**SOURCE EXTRACT:**
Silencing of skeletal metastasis-associated genes impairs migration of breast cancer cells and reduces osteolytic bone lesions.

Bone sialoprotein (BSP) and osteopontin (OPN) are important factors in the metastasis of breast cancer, which were examined as targets for antineoplastic therapy by siRNA. In addition, the effect of gene silencing on their transcription factor Runx2 and their interaction partners integrin β(3) and matrix metalloproteinase 2 was studied. The effect of siRNAs directed against these genes was assessed by monitoring expression levels followed by functional assays in cell culture as well as skeletal metastases caused by human MDA-MB-231(luc) breast cancer cells in nude rats. Upon silencing of the targets, cell migration was profoundly impaired (p < 0.001 for BSP-siRNA), but the impact on proliferation was low. Systemic administration by osmotic mini-pumps of BSP-siRNA but not OPN-siRNA decreased osteolytic lesions (p = 0.067). Extraosseous tumour growth was not affected. As an alternative approach, non-viral, polymeric based formulations of siRNAs in nanoparticles (NP) were developed. Locoregional administration of the two siRNAs targeting OPN and BSP encapsulated in these biodegradable NP reduced skeletal lesions even more efficiently (p = 0.03). Compared to systemic administration, this treatment caused not only a more pronounced anti-osteolytic effect at a 25-fold lower total siRNA dose, but also had a slight reducing effect on tumour incidence (p = 0.095). In conclusion, the siRNA treatment had a small effect on cellular proliferation but a significant efficacy against migration of and osteolysis induced by MDA-MB-231 cells. Our data underline that siRNA mediated knockdown is a powerful tool for identifying targets for pharmacological intervention. In addition, encapsulation of siRNA into biodegradable NP is a strategy, which promises well for using siRNA.

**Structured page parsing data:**

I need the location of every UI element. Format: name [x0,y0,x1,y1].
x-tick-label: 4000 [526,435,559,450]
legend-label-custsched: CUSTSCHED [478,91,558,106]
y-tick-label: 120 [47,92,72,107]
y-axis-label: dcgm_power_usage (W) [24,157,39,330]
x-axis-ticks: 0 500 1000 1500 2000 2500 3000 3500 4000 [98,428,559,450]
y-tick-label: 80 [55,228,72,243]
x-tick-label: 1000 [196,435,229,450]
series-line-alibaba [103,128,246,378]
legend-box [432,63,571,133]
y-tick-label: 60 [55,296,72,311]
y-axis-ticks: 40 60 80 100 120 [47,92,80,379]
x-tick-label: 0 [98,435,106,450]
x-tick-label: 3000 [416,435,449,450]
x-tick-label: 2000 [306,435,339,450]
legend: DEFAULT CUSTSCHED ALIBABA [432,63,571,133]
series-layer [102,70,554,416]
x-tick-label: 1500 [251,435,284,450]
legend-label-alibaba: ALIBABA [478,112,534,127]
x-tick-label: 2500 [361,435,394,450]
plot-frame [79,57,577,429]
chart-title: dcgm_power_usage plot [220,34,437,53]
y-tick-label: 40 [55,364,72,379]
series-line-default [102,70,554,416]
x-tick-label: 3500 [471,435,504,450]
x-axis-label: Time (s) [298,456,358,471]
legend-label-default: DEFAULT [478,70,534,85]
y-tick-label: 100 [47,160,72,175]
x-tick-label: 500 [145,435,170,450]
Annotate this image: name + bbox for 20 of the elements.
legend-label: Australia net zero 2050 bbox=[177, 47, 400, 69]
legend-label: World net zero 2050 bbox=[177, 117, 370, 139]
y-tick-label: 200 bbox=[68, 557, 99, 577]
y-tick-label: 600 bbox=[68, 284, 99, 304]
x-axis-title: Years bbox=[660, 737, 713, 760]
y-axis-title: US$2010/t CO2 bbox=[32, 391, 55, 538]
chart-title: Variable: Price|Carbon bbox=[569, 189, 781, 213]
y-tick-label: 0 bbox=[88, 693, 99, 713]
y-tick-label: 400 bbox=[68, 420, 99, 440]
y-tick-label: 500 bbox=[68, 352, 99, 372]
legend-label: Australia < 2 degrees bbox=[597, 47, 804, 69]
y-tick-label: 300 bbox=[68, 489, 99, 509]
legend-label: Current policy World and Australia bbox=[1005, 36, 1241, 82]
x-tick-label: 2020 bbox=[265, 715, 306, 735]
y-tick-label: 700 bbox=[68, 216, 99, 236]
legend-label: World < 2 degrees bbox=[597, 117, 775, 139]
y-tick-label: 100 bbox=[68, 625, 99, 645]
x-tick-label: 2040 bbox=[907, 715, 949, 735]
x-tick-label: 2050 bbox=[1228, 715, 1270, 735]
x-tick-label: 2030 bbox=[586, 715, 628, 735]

**REQUIRED ACTION A:**
According to the abstract, by what means was BSP-siRNA given systemically?
**REQUIRED ACTION B:**
List every gene named in the abstract as a target of the siRNAs studied.

**WRITTEN RESPONSE A:**
By osmotic mini-pumps.

**WRITTEN RESPONSE B:**
Bone sialoprotein (BSP), osteopontin (OPN), Runx2, integrin β(3), and matrix metalloproteinase 2.